» **Task to carry out**
Translate this sentence from the clinical discussion into Spanish: "In our case, a bilateral WLL was performed with a partial resolution of symptoms."

Document segment Block Start

Our patient had a confirmed seronegative MG and was undergoing treatment with corticosteroids and an immunosuppressant. Whether the MG or its treatment has any bearing on the progression of PAP is questionable. Indeed, the worsening condition of the patient after MG treatment, suggested that the immunosuppressant therapy could be the exacerbating factor of PAP. This hypothesis is plausible, as it was reported in the literature. In fact, three cases of patients with collagen disease developing autoimmune PAP during the immunosuppressant therapy were reported.6 Nagasawa et al., outlined the development of autoimmune PAP, in a patient previously diagnosed with systemic lupus erythematosus, under glucocorticoid therapy and its worsening under immunosuppressive therapy.7 As for the treatment of PAP, WLL is the standard of care.1 However no randomized controlled trials have been reported on WLL due to the extreme rarity of PAP.1 New therapeutic strategies for PAP have emerged, including GM-CSF, rituximab and plasmapheresis.1 Rituximab is an anti-CD20, already used in several autoimmune diseases with a proven efficiency.8 A clinical trial with rituximab, conducted by Kavuru et al., included 10 patients with PAP, had shown promise in seven out of nine patients.8 In our case, a bilateral WLL was performed with a partial resolution of symptoms. Considering the exercise intolerance persistence after WLL and taking into account the negative level of GM-CSF antibodies; our patient was treated with rituximab, which resulted in promising outcomes. This result supports the auto-immune PAP hypothesis. Yet, for a follow-up period as short as six months, there was not enough hindsight to assess the long-term effectiveness of rituximab.

Document segment Block End
Given data Block Start

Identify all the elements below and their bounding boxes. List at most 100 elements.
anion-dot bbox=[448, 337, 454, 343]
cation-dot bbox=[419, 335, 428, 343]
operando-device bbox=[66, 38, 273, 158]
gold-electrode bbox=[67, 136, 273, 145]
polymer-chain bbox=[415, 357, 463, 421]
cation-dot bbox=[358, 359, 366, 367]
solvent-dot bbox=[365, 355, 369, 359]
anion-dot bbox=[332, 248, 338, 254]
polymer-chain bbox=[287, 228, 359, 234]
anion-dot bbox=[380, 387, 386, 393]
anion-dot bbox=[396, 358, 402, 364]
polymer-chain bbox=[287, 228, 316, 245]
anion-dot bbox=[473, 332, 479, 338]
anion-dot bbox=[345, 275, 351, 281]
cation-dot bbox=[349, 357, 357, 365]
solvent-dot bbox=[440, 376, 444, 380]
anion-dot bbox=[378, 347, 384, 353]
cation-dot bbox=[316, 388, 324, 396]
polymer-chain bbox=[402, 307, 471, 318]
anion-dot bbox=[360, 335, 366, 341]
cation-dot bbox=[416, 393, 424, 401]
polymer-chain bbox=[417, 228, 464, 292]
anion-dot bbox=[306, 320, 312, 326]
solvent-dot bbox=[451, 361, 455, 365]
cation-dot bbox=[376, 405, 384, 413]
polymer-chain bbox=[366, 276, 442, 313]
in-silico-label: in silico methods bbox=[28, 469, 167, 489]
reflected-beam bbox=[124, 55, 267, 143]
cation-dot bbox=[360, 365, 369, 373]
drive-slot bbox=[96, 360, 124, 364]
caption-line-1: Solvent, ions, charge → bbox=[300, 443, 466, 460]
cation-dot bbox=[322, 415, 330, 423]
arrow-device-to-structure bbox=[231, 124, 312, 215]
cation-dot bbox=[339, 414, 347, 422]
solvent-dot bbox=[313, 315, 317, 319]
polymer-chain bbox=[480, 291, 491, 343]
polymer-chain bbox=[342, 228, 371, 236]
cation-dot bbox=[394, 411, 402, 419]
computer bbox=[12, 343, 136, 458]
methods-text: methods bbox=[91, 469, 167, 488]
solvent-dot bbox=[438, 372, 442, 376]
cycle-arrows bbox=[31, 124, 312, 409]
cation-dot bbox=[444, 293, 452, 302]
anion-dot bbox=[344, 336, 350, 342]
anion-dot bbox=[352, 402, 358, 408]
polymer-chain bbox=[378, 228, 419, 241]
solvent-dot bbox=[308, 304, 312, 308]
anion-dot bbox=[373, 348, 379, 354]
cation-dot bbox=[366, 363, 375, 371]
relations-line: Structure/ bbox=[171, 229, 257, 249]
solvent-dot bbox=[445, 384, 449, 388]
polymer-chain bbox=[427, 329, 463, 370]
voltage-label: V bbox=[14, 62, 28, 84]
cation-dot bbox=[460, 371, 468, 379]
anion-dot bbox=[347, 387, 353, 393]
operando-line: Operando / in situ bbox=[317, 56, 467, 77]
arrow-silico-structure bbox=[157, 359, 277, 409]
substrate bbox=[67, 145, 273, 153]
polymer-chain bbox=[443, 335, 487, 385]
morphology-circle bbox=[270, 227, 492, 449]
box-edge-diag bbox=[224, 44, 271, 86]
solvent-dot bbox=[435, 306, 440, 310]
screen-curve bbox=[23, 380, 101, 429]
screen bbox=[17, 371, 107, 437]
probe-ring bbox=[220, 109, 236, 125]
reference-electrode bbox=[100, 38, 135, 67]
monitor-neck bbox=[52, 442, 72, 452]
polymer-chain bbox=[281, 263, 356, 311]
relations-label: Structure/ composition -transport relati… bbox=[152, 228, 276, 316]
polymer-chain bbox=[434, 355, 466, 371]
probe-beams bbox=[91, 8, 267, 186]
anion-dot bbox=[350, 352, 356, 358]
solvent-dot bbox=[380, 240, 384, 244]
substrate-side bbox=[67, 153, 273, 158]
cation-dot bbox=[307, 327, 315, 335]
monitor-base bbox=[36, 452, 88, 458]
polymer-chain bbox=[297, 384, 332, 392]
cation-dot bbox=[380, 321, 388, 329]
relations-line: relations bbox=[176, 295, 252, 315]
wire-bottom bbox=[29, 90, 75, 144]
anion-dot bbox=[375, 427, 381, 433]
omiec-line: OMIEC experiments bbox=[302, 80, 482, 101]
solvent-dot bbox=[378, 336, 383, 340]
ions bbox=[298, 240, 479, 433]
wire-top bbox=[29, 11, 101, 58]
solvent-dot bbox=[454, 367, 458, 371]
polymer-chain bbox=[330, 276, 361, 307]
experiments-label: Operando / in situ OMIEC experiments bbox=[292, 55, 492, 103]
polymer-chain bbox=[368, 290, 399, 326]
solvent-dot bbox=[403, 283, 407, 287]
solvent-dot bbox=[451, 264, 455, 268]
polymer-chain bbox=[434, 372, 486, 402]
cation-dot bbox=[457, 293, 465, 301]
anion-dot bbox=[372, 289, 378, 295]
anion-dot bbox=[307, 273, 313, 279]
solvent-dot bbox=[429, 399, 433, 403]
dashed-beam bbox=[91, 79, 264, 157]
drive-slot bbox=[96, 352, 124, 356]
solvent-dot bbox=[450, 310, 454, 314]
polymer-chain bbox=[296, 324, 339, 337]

Given data Block End

» **Response**
En nuestro caso, se realizó un WLL bilateral con una resolución parcial de los síntomas.